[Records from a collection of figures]
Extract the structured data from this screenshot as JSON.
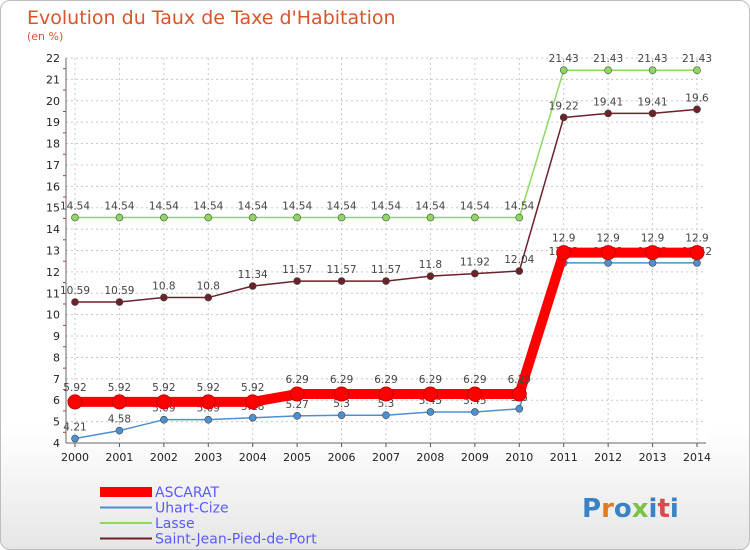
{
  "chart_data": {
    "type": "line",
    "title": "Evolution du Taux de Taxe d'Habitation",
    "subtitle": "(en %)",
    "x": [
      2000,
      2001,
      2002,
      2003,
      2004,
      2005,
      2006,
      2007,
      2008,
      2009,
      2010,
      2011,
      2012,
      2013,
      2014
    ],
    "ylim": [
      4,
      22
    ],
    "yticks": [
      4,
      5,
      6,
      7,
      8,
      9,
      10,
      11,
      12,
      13,
      14,
      15,
      16,
      17,
      18,
      19,
      20,
      21,
      22
    ],
    "grid": true,
    "legend_position": "bottom-left",
    "series": [
      {
        "name": "Uhart-Cize",
        "color": "#4e8fd0",
        "values": [
          4.21,
          4.58,
          5.09,
          5.09,
          5.18,
          5.27,
          5.3,
          5.3,
          5.45,
          5.45,
          5.6,
          12.42,
          12.42,
          12.42,
          12.42
        ],
        "labels": [
          "4.21",
          "4.58",
          "5.09",
          "5.09",
          "5.18",
          "5.27",
          "5.3",
          "5.3",
          "5.45",
          "5.45",
          "5.6",
          "12.42",
          "12.42",
          "12.42",
          "12.42"
        ]
      },
      {
        "name": "Lasse",
        "color": "#8ed862",
        "values": [
          14.54,
          14.54,
          14.54,
          14.54,
          14.54,
          14.54,
          14.54,
          14.54,
          14.54,
          14.54,
          14.54,
          21.43,
          21.43,
          21.43,
          21.43
        ],
        "labels": [
          "14.54",
          "14.54",
          "14.54",
          "14.54",
          "14.54",
          "14.54",
          "14.54",
          "14.54",
          "14.54",
          "14.54",
          "14.54",
          "21.43",
          "21.43",
          "21.43",
          "21.43"
        ]
      },
      {
        "name": "Saint-Jean-Pied-de-Port",
        "color": "#6b2228",
        "values": [
          10.59,
          10.59,
          10.8,
          10.8,
          11.34,
          11.57,
          11.57,
          11.57,
          11.8,
          11.92,
          12.04,
          19.22,
          19.41,
          19.41,
          19.6
        ],
        "labels": [
          "10.59",
          "10.59",
          "10.8",
          "10.8",
          "11.34",
          "11.57",
          "11.57",
          "11.57",
          "11.8",
          "11.92",
          "12.04",
          "19.22",
          "19.41",
          "19.41",
          "19.6"
        ]
      },
      {
        "name": "ASCARAT",
        "color": "#ff0000",
        "values": [
          5.92,
          5.92,
          5.92,
          5.92,
          5.92,
          6.29,
          6.29,
          6.29,
          6.29,
          6.29,
          6.29,
          12.9,
          12.9,
          12.9,
          12.9
        ],
        "labels": [
          "5.92",
          "5.92",
          "5.92",
          "5.92",
          "5.92",
          "6.29",
          "6.29",
          "6.29",
          "6.29",
          "6.29",
          "6.29",
          "12.9",
          "12.9",
          "12.9",
          "12.9"
        ]
      }
    ],
    "legend_order": [
      "ASCARAT",
      "Uhart-Cize",
      "Lasse",
      "Saint-Jean-Pied-de-Port"
    ]
  },
  "logo": {
    "text": "Proxiti",
    "letter_colors": [
      "#3b82c4",
      "#e07b1f",
      "#3b82c4",
      "#7cc243",
      "#3b82c4",
      "#d64c4c",
      "#3b82c4"
    ]
  }
}
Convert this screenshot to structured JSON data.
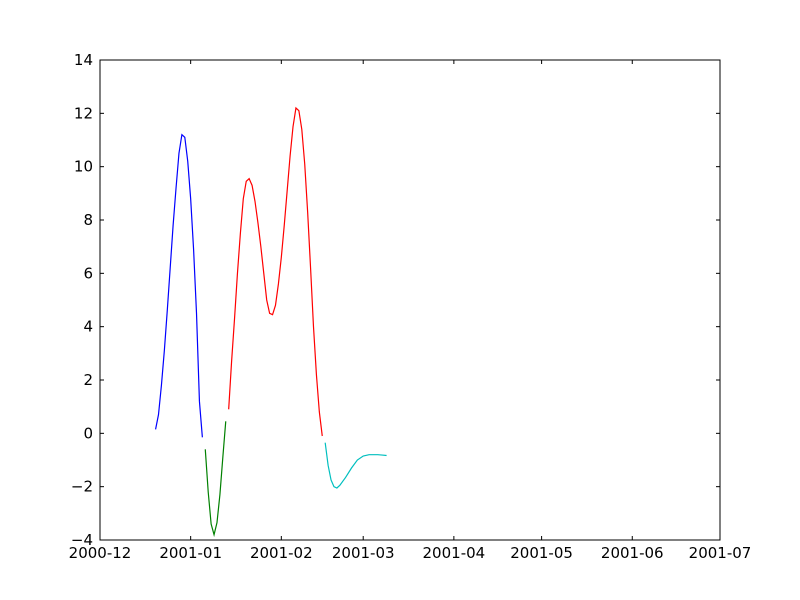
{
  "chart_data": {
    "type": "line",
    "title": "",
    "xlabel": "",
    "ylabel": "",
    "grid": false,
    "legend": "none",
    "x_unit": "date",
    "xlim": [
      "2000-12-01",
      "2001-07-01"
    ],
    "ylim": [
      -4,
      14
    ],
    "xticks": [
      {
        "date": "2000-12-01",
        "label": "2000-12"
      },
      {
        "date": "2001-01-01",
        "label": "2001-01"
      },
      {
        "date": "2001-02-01",
        "label": "2001-02"
      },
      {
        "date": "2001-03-01",
        "label": "2001-03"
      },
      {
        "date": "2001-04-01",
        "label": "2001-04"
      },
      {
        "date": "2001-05-01",
        "label": "2001-05"
      },
      {
        "date": "2001-06-01",
        "label": "2001-06"
      },
      {
        "date": "2001-07-01",
        "label": "2001-07"
      }
    ],
    "yticks": [
      {
        "value": -4,
        "label": "−4"
      },
      {
        "value": -2,
        "label": "−2"
      },
      {
        "value": 0,
        "label": "0"
      },
      {
        "value": 2,
        "label": "2"
      },
      {
        "value": 4,
        "label": "4"
      },
      {
        "value": 6,
        "label": "6"
      },
      {
        "value": 8,
        "label": "8"
      },
      {
        "value": 10,
        "label": "10"
      },
      {
        "value": 12,
        "label": "12"
      },
      {
        "value": 14,
        "label": "14"
      }
    ],
    "series": [
      {
        "color": "#0000ff",
        "points": [
          [
            "2000-12-20",
            0.15
          ],
          [
            "2000-12-21",
            0.7
          ],
          [
            "2000-12-22",
            1.8
          ],
          [
            "2000-12-23",
            3.1
          ],
          [
            "2000-12-24",
            4.6
          ],
          [
            "2000-12-25",
            6.2
          ],
          [
            "2000-12-26",
            7.8
          ],
          [
            "2000-12-27",
            9.2
          ],
          [
            "2000-12-28",
            10.5
          ],
          [
            "2000-12-29",
            11.2
          ],
          [
            "2000-12-30",
            11.1
          ],
          [
            "2000-12-31",
            10.2
          ],
          [
            "2001-01-01",
            8.8
          ],
          [
            "2001-01-02",
            6.9
          ],
          [
            "2001-01-03",
            4.5
          ],
          [
            "2001-01-04",
            1.2
          ],
          [
            "2001-01-05",
            -0.15
          ]
        ]
      },
      {
        "color": "#008000",
        "points": [
          [
            "2001-01-06",
            -0.6
          ],
          [
            "2001-01-07",
            -2.2
          ],
          [
            "2001-01-08",
            -3.4
          ],
          [
            "2001-01-09",
            -3.8
          ],
          [
            "2001-01-10",
            -3.35
          ],
          [
            "2001-01-11",
            -2.3
          ],
          [
            "2001-01-12",
            -0.9
          ],
          [
            "2001-01-13",
            0.45
          ]
        ]
      },
      {
        "color": "#ff0000",
        "points": [
          [
            "2001-01-14",
            0.9
          ],
          [
            "2001-01-15",
            2.7
          ],
          [
            "2001-01-16",
            4.3
          ],
          [
            "2001-01-17",
            6.0
          ],
          [
            "2001-01-18",
            7.5
          ],
          [
            "2001-01-19",
            8.8
          ],
          [
            "2001-01-20",
            9.45
          ],
          [
            "2001-01-21",
            9.55
          ],
          [
            "2001-01-22",
            9.3
          ],
          [
            "2001-01-23",
            8.7
          ],
          [
            "2001-01-24",
            7.9
          ],
          [
            "2001-01-25",
            7.0
          ],
          [
            "2001-01-26",
            6.0
          ],
          [
            "2001-01-27",
            5.0
          ],
          [
            "2001-01-28",
            4.5
          ],
          [
            "2001-01-29",
            4.45
          ],
          [
            "2001-01-30",
            4.8
          ],
          [
            "2001-01-31",
            5.6
          ],
          [
            "2001-02-01",
            6.6
          ],
          [
            "2001-02-02",
            7.8
          ],
          [
            "2001-02-03",
            9.1
          ],
          [
            "2001-02-04",
            10.4
          ],
          [
            "2001-02-05",
            11.5
          ],
          [
            "2001-02-06",
            12.2
          ],
          [
            "2001-02-07",
            12.1
          ],
          [
            "2001-02-08",
            11.4
          ],
          [
            "2001-02-09",
            10.1
          ],
          [
            "2001-02-10",
            8.3
          ],
          [
            "2001-02-11",
            6.2
          ],
          [
            "2001-02-12",
            4.0
          ],
          [
            "2001-02-13",
            2.2
          ],
          [
            "2001-02-14",
            0.8
          ],
          [
            "2001-02-15",
            -0.1
          ]
        ]
      },
      {
        "color": "#00bfbf",
        "points": [
          [
            "2001-02-16",
            -0.35
          ],
          [
            "2001-02-17",
            -1.2
          ],
          [
            "2001-02-18",
            -1.75
          ],
          [
            "2001-02-19",
            -2.0
          ],
          [
            "2001-02-20",
            -2.05
          ],
          [
            "2001-02-21",
            -1.95
          ],
          [
            "2001-02-23",
            -1.65
          ],
          [
            "2001-02-25",
            -1.3
          ],
          [
            "2001-02-27",
            -1.0
          ],
          [
            "2001-03-01",
            -0.85
          ],
          [
            "2001-03-03",
            -0.8
          ],
          [
            "2001-03-06",
            -0.8
          ],
          [
            "2001-03-09",
            -0.83
          ]
        ]
      }
    ]
  }
}
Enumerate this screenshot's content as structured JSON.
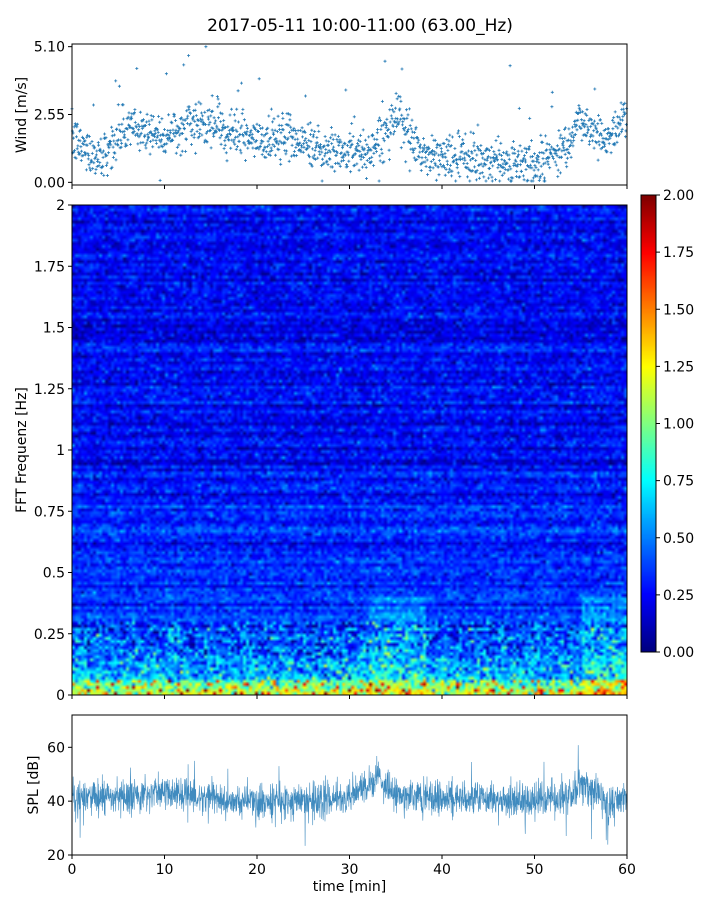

**To be done:**
Copy out each line of the listing that holds "Saint".

**Solved problem:**
        "name": "Saint-Jean-Pied-de-Port",
      "Saint-Jean-Pied-de-Port"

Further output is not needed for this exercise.